Stored records:
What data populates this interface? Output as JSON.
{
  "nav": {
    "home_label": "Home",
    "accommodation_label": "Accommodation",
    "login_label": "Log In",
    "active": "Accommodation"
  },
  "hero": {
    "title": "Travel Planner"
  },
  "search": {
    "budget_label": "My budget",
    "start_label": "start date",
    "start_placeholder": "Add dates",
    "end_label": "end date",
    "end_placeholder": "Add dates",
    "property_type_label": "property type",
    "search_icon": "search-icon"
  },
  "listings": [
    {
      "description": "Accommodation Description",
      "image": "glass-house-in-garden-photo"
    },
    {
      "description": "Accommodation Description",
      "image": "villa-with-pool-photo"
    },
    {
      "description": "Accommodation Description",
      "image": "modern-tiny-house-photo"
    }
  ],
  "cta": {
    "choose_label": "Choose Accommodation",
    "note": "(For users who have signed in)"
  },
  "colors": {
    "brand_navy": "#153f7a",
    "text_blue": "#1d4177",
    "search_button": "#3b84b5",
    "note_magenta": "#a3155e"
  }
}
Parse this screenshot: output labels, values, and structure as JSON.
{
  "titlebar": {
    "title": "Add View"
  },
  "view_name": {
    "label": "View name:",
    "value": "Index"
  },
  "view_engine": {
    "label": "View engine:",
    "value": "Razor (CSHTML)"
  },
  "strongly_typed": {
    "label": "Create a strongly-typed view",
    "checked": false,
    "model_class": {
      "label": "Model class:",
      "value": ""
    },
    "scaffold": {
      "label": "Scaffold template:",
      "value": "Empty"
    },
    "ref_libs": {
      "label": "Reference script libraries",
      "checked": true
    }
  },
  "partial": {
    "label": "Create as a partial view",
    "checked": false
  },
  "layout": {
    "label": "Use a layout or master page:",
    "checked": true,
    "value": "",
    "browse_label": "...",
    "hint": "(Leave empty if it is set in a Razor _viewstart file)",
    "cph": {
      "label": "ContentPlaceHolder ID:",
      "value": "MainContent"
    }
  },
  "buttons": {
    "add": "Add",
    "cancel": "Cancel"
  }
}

Stated goal: Copy out every line holding the string "photo".

Written solution:
      "image": "glass-house-in-garden-photo"
      "image": "villa-with-pool-photo"
      "image": "modern-tiny-house-photo"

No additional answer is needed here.